Data extracted from a collection
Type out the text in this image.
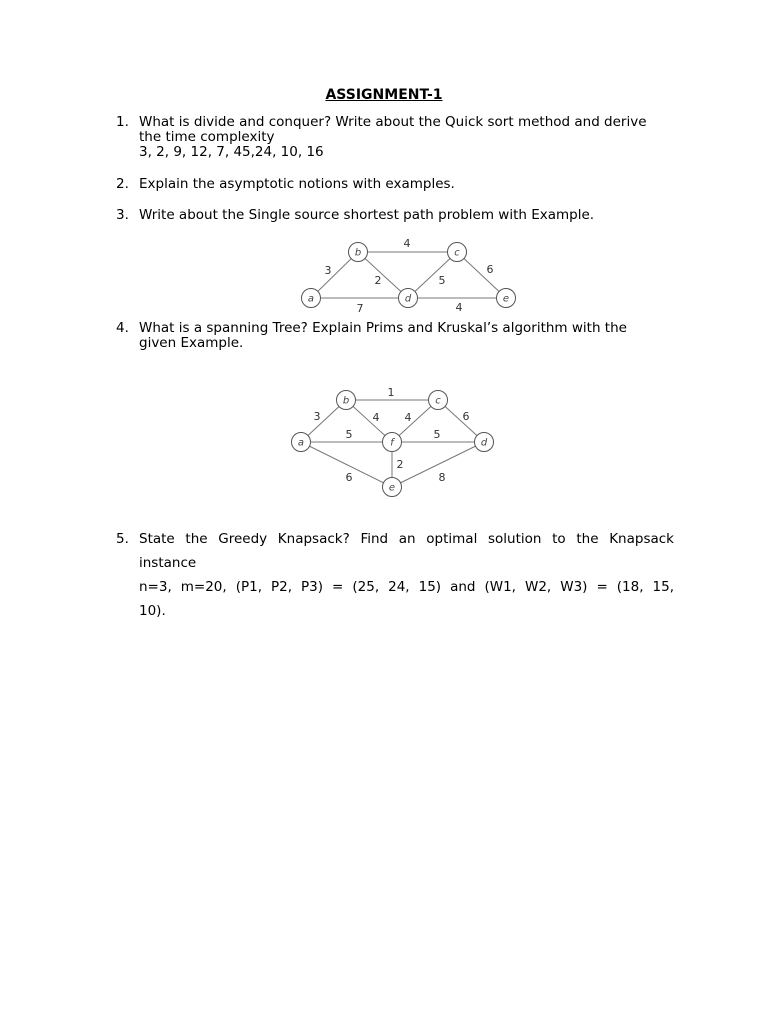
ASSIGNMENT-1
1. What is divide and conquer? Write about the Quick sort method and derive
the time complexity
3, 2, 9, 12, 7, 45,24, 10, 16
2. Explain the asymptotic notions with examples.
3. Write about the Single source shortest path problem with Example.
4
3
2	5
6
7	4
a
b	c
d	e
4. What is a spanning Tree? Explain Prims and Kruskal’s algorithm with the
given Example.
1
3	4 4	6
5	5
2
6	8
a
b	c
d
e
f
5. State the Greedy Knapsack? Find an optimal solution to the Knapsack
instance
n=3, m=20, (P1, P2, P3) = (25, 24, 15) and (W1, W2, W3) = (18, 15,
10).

---

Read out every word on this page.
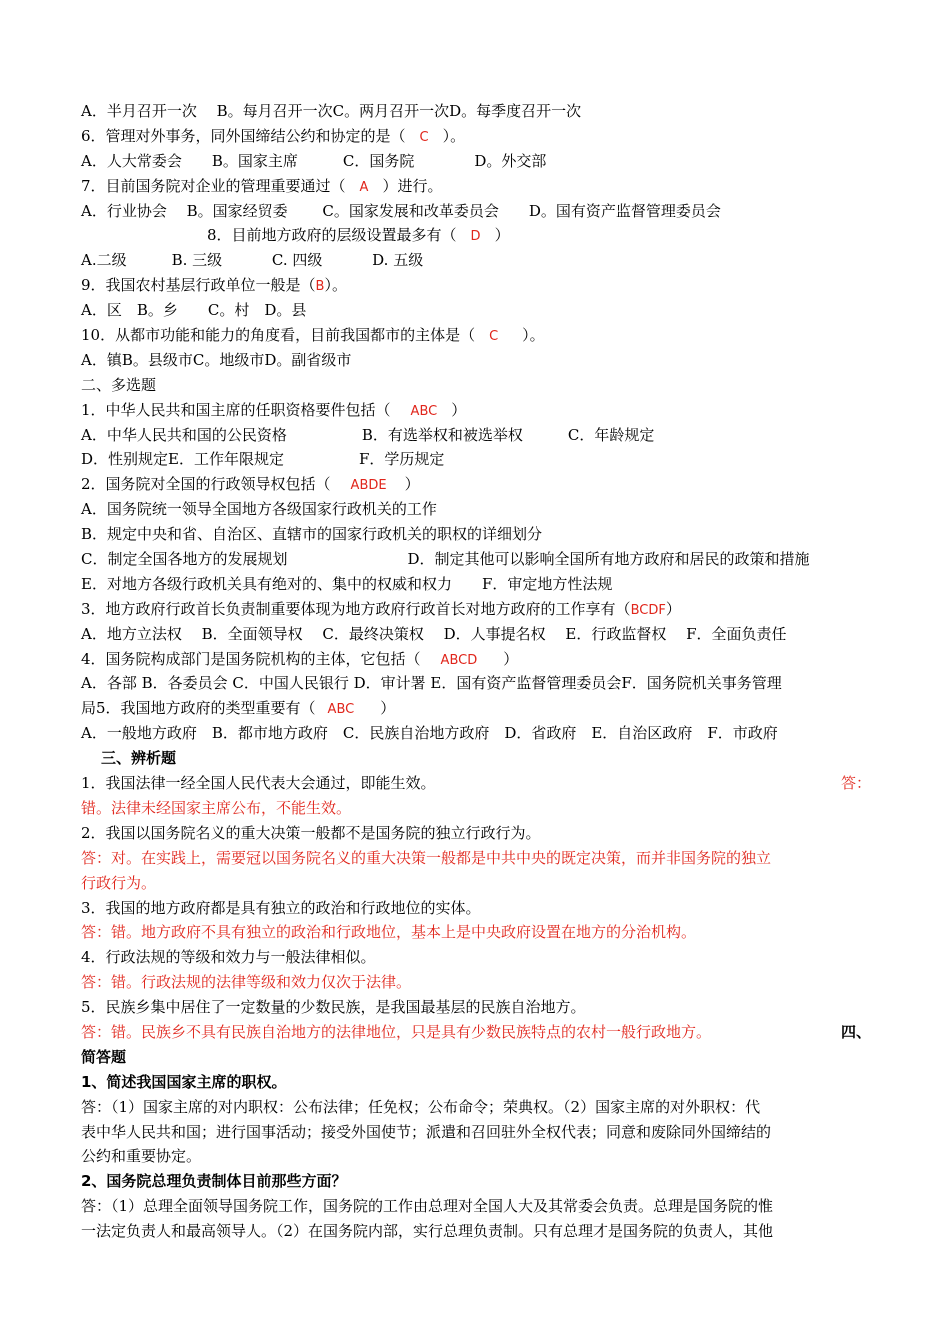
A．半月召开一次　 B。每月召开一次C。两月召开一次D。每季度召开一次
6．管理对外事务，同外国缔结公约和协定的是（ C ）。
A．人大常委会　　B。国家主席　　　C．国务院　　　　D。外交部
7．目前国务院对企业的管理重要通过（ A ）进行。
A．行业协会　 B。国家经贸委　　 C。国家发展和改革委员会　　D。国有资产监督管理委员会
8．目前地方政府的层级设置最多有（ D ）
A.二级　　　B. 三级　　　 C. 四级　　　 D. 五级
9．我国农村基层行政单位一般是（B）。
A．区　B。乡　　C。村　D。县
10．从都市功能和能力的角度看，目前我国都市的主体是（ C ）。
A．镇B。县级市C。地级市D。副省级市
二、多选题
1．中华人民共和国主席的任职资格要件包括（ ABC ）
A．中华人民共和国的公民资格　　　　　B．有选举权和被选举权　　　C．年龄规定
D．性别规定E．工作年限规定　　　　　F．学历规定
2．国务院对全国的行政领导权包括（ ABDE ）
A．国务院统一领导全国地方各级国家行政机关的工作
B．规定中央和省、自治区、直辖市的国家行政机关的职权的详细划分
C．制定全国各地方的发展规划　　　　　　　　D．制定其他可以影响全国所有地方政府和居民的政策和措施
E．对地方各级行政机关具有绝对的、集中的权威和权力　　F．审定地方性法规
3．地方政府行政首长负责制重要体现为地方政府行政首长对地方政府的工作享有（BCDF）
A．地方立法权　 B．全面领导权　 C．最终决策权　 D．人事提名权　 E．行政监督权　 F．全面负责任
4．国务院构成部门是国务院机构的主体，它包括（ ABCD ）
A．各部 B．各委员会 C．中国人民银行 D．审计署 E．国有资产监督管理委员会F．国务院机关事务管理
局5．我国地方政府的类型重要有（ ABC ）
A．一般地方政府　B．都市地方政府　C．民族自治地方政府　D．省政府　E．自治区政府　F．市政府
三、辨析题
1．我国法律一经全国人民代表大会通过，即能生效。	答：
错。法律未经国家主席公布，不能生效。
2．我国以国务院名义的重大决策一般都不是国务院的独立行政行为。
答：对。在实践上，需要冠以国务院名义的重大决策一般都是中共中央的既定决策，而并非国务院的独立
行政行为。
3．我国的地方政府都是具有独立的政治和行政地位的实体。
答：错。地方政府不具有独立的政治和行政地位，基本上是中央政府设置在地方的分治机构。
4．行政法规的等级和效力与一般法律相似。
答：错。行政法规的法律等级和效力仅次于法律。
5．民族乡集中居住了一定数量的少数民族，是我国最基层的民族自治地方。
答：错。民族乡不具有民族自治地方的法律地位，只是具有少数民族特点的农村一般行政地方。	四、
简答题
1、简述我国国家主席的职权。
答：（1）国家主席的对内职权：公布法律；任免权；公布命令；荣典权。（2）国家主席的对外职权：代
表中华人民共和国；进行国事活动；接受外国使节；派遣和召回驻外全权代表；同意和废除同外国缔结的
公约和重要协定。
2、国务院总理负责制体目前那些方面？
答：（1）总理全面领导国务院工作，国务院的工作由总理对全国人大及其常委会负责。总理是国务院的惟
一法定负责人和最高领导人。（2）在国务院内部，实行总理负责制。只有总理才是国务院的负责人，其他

**Work to complete**
Copy all the lines above that hold the string "with".

**Task answer**
2. Explain the asymptotic notions with examples.
3. Write about the Single source shortest path problem with Example.
4. What is a spanning Tree? Explain Prims and Kruskal’s algorithm with the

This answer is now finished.